─── RECORD EXTRACTS ───

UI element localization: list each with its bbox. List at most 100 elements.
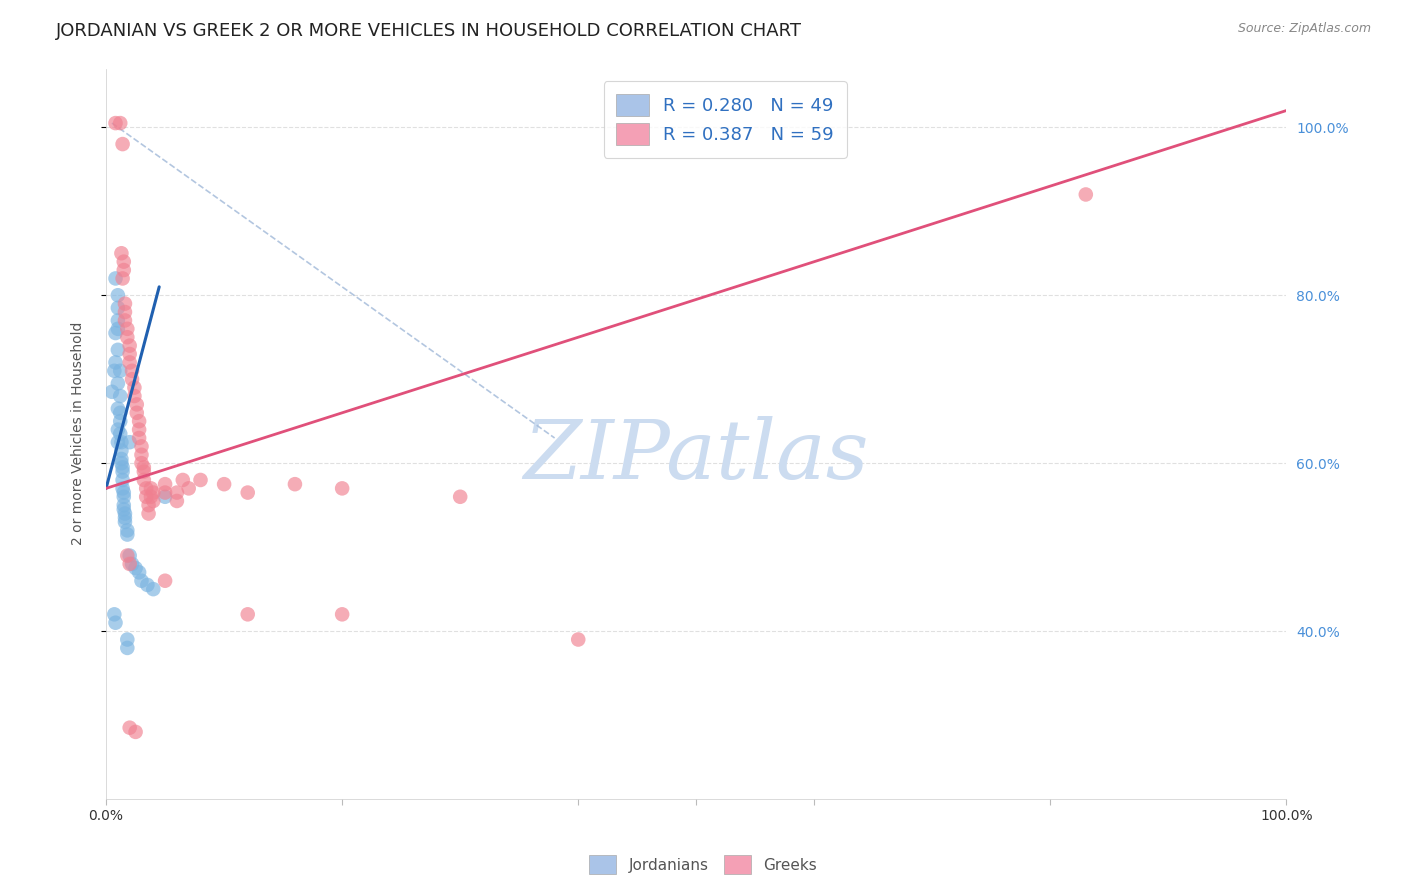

───
─── RECORD EXTRACTS ───

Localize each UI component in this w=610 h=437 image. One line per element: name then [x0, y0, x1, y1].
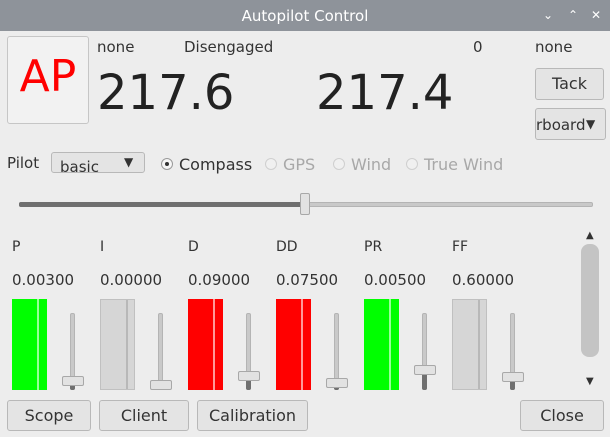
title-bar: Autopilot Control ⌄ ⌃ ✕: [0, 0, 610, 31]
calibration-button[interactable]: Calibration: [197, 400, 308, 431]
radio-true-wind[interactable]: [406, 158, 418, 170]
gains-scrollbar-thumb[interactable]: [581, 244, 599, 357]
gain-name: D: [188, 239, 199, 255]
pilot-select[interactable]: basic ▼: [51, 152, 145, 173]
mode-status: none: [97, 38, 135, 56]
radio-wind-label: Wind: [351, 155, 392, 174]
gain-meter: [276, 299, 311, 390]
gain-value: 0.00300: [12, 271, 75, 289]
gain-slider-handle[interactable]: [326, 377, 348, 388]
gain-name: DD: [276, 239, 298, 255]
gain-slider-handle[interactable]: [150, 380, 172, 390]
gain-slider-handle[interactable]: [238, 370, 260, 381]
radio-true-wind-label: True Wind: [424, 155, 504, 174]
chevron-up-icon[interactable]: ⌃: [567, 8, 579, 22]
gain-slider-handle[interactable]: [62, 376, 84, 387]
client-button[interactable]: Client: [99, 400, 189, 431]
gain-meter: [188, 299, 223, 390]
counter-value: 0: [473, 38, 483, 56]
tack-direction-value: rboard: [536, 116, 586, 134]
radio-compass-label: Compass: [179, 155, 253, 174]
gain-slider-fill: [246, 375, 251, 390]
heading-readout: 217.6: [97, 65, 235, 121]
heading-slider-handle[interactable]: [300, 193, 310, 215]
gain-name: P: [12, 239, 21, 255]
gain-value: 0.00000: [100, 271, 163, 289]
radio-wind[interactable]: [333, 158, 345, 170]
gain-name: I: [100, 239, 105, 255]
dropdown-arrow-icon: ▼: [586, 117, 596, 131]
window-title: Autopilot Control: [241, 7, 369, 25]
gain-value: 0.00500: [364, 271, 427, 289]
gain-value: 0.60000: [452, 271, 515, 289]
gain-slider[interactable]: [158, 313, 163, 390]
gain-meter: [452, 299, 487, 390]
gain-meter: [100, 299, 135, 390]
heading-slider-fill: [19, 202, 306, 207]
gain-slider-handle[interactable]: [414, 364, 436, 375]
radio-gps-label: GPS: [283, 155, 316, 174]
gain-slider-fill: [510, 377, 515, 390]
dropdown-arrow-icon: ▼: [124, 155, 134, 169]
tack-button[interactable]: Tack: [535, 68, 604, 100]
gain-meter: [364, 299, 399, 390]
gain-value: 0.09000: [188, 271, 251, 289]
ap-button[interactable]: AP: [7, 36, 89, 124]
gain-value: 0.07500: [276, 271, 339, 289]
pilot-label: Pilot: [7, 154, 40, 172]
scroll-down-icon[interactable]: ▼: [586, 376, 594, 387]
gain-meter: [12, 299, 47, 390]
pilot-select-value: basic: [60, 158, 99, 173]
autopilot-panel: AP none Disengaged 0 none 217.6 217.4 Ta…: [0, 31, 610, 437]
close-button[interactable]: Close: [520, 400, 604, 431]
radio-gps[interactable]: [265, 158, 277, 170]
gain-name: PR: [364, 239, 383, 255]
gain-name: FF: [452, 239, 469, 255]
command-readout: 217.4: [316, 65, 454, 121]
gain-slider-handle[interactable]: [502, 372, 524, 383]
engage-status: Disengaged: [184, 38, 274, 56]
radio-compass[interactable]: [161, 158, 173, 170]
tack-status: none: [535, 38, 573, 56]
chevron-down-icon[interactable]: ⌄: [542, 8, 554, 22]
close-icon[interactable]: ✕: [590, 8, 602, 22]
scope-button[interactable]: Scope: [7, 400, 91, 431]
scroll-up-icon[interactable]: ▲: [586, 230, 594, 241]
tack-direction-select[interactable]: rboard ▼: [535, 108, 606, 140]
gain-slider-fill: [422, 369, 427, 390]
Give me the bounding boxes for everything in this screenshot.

───
─── RECORD EXTRACTS ───

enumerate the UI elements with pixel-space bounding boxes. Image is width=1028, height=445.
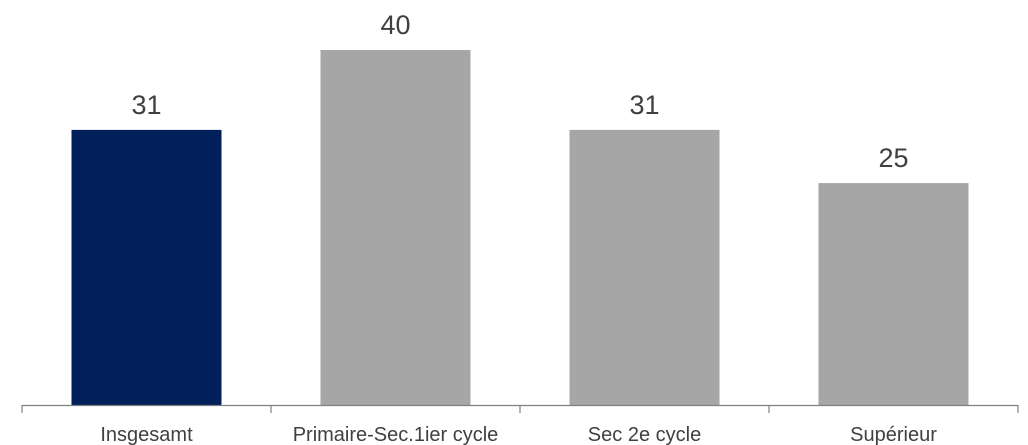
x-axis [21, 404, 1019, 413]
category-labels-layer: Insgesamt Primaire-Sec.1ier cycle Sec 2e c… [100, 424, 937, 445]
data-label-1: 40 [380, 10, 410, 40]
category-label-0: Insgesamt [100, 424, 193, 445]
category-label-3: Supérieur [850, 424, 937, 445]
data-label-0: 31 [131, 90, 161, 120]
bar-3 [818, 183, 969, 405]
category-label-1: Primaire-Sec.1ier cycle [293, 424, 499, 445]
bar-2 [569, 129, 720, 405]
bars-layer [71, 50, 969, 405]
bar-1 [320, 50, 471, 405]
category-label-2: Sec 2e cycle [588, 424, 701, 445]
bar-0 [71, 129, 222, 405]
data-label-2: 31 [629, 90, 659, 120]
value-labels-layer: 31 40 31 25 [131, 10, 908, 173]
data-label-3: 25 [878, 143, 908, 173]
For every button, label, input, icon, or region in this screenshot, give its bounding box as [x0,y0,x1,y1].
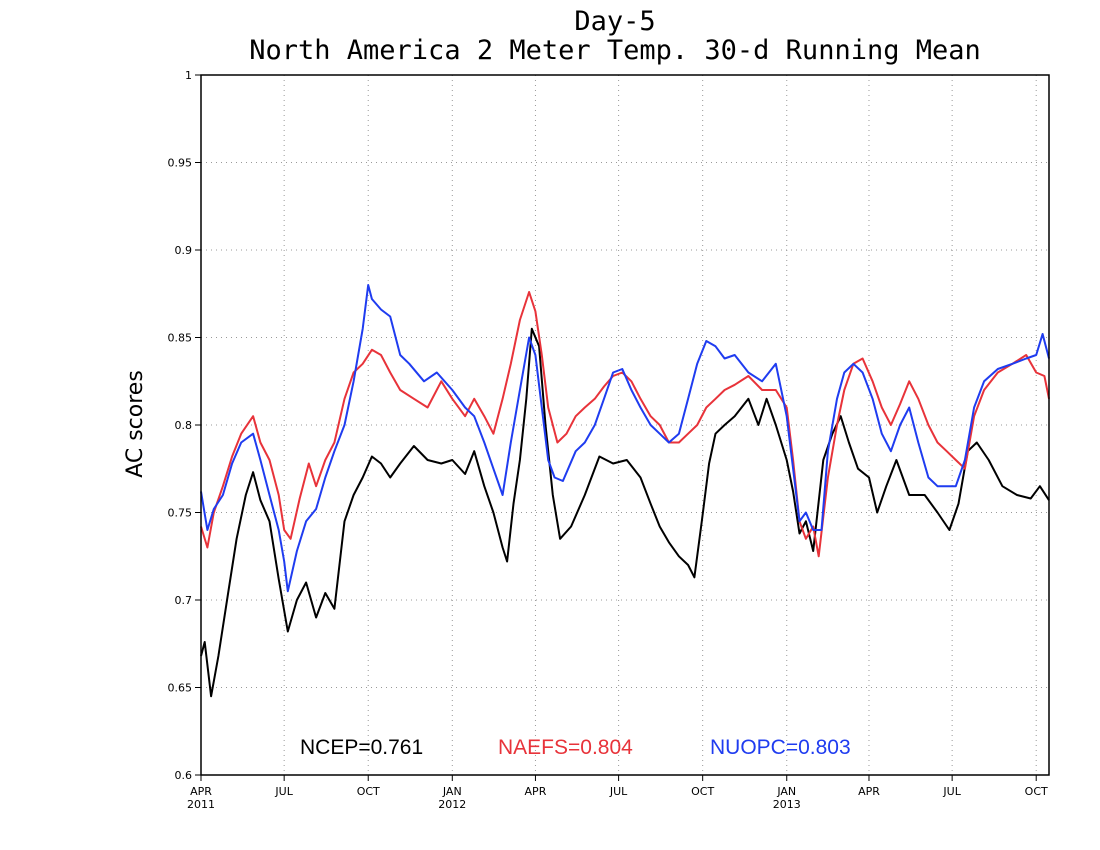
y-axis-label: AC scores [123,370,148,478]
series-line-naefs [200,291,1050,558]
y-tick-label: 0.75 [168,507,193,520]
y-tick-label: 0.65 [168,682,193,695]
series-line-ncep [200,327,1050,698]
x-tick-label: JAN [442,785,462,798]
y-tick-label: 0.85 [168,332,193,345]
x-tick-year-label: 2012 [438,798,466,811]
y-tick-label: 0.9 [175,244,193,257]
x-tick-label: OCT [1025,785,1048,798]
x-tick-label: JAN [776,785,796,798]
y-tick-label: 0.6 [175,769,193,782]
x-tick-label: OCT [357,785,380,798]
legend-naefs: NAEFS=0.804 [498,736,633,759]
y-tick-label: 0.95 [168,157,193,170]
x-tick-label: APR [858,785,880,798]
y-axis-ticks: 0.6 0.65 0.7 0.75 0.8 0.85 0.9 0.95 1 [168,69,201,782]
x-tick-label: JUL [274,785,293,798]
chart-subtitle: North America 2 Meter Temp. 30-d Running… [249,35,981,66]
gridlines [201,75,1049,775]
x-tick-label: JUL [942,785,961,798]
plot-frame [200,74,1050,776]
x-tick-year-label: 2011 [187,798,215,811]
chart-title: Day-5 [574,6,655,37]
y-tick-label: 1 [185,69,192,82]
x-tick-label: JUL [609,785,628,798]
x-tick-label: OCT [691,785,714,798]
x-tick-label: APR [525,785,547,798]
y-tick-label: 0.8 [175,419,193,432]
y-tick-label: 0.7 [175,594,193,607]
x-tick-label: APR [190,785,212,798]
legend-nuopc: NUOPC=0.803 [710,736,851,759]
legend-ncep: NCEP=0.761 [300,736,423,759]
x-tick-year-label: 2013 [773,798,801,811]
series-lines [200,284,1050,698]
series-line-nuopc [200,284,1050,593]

───

> _WHAT YOU HAVE TO DO_
Please write out the records starting at the line that contains "enumerate the UI" and ending at the line that contains "data-label-3: 25 [878, 143, 908, 173]", both included, and leave the pictures out.

> _RESULT FOR THIS EXERCISE_
enumerate the UI elements with pixel-space bounding boxes. Image is width=1028, height=445.
x-axis [21, 404, 1019, 413]
category-labels-layer: Insgesamt Primaire-Sec.1ier cycle Sec 2e c… [100, 424, 937, 445]
data-label-1: 40 [380, 10, 410, 40]
category-label-0: Insgesamt [100, 424, 193, 445]
category-label-3: Supérieur [850, 424, 937, 445]
data-label-0: 31 [131, 90, 161, 120]
bar-3 [818, 183, 969, 405]
category-label-1: Primaire-Sec.1ier cycle [293, 424, 499, 445]
bar-2 [569, 129, 720, 405]
bars-layer [71, 50, 969, 405]
bar-1 [320, 50, 471, 405]
category-label-2: Sec 2e cycle [588, 424, 701, 445]
bar-0 [71, 129, 222, 405]
data-label-2: 31 [629, 90, 659, 120]
value-labels-layer: 31 40 31 25 [131, 10, 908, 173]
data-label-3: 25 [878, 143, 908, 173]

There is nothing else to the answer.